### WHAT THIS TASK INVOLVES
Scan the records below. List lines holding "points".

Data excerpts
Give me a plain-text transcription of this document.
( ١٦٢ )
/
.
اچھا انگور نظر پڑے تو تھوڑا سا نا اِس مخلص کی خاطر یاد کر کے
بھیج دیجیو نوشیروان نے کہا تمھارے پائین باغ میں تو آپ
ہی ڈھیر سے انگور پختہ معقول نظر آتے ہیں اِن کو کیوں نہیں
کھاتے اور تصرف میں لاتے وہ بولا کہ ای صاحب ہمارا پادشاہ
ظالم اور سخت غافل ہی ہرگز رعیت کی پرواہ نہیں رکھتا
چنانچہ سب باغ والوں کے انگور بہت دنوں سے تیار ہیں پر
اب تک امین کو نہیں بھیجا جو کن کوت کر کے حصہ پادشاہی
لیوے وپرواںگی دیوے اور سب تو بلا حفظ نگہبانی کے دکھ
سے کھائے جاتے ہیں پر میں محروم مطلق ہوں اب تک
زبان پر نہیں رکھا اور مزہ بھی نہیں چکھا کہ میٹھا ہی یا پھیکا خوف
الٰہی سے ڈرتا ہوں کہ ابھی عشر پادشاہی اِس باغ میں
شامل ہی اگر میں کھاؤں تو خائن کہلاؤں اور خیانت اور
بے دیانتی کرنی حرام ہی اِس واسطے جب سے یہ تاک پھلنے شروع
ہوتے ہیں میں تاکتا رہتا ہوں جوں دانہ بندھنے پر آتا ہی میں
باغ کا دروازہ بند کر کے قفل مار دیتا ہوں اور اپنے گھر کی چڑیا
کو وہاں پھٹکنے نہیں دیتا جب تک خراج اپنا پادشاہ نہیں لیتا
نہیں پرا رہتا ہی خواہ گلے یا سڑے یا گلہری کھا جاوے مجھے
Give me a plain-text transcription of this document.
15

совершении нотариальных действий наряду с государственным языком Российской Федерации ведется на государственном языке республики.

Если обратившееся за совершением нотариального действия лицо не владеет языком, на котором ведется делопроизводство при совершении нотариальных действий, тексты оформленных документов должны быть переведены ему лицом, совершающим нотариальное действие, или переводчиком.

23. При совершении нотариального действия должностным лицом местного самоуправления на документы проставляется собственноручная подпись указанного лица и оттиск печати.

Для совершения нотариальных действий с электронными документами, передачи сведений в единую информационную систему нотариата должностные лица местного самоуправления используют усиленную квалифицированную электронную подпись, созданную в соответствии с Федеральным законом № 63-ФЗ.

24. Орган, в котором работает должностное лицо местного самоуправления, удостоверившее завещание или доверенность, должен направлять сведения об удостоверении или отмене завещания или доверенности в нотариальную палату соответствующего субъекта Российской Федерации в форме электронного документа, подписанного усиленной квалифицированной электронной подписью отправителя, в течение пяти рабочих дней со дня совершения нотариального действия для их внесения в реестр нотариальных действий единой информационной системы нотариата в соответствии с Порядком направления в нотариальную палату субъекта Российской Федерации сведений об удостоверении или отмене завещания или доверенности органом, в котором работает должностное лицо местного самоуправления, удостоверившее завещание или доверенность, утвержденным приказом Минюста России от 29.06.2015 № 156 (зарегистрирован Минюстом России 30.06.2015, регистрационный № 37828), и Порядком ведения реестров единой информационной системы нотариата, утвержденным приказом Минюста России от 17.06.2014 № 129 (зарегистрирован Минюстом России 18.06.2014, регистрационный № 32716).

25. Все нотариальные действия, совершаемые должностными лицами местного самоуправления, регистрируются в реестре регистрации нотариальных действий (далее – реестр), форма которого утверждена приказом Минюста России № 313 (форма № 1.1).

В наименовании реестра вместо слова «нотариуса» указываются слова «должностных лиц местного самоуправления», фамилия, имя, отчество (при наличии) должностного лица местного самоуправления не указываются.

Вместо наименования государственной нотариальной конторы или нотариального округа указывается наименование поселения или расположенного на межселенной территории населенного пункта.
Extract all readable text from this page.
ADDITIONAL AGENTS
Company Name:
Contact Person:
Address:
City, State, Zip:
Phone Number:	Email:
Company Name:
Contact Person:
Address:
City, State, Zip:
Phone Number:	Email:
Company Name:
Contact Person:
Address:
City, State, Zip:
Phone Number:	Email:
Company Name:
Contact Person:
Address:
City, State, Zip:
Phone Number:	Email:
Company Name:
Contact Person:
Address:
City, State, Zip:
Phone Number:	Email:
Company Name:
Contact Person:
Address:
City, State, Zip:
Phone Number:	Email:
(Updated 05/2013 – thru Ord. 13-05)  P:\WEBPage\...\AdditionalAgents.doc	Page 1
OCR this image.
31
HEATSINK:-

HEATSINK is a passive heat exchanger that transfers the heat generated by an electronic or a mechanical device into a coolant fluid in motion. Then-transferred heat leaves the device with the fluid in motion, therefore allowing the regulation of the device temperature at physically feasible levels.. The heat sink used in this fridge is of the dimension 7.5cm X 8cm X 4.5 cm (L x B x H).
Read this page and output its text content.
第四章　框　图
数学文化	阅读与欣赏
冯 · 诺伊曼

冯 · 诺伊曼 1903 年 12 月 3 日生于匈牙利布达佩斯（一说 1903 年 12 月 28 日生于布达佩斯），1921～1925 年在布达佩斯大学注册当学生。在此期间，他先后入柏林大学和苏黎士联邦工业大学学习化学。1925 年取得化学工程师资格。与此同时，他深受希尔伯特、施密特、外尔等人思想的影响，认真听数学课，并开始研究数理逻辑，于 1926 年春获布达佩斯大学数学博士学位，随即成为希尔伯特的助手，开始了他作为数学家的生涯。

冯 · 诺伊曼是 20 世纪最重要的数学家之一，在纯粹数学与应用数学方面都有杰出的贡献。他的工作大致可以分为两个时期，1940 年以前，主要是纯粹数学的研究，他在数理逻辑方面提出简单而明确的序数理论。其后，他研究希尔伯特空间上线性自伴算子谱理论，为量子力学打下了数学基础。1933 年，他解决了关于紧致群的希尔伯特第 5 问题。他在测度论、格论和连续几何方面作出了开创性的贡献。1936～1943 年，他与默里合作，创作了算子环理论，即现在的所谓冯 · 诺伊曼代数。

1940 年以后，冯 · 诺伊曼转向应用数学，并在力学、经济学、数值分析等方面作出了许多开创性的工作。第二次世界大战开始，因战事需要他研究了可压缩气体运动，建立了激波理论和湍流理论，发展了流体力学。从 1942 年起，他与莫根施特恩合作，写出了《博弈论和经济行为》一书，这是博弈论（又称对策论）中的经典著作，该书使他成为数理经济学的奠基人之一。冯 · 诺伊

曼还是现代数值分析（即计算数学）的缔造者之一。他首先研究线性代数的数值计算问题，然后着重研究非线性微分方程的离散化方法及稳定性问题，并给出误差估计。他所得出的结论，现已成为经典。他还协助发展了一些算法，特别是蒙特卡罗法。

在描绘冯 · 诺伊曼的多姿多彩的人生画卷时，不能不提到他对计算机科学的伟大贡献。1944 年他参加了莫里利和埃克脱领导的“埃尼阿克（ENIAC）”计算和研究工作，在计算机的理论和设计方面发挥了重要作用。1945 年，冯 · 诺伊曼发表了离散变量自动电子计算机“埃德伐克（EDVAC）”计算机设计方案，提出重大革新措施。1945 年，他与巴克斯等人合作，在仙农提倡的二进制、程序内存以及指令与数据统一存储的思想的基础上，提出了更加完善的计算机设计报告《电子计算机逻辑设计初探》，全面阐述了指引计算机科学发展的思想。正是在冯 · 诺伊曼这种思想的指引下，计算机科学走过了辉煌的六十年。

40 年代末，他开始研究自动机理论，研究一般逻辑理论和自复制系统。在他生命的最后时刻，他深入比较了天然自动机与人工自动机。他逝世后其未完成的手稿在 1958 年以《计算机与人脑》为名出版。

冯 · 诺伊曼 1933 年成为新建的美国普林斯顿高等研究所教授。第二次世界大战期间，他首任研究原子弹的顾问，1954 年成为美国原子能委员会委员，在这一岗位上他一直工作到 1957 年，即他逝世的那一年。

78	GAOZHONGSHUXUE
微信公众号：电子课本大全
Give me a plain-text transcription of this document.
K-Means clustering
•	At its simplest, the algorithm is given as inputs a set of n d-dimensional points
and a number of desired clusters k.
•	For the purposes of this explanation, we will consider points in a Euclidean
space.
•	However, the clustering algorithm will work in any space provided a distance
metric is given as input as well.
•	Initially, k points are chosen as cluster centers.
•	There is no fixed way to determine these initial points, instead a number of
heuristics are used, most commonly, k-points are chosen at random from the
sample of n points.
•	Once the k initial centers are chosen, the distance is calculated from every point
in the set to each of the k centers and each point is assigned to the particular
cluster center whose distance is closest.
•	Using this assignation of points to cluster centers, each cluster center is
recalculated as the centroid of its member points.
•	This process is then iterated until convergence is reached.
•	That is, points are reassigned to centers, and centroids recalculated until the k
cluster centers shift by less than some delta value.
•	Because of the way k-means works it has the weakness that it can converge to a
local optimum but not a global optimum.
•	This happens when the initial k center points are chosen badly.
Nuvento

### SOLUTION BELOW
•	At its simplest, the algorithm is given as inputs a set of n d-dimensional points
•	For the purposes of this explanation, we will consider points in a Euclidean
•	Initially, k points are chosen as cluster centers.
•	There is no fixed way to determine these initial points, instead a number of
heuristics are used, most commonly, k-points are chosen at random from the
sample of n points.
•	Using this assignation of points to cluster centers, each cluster center is
recalculated as the centroid of its member points.
•	That is, points are reassigned to centers, and centroids recalculated until the k
•	This happens when the initial k center points are chosen badly.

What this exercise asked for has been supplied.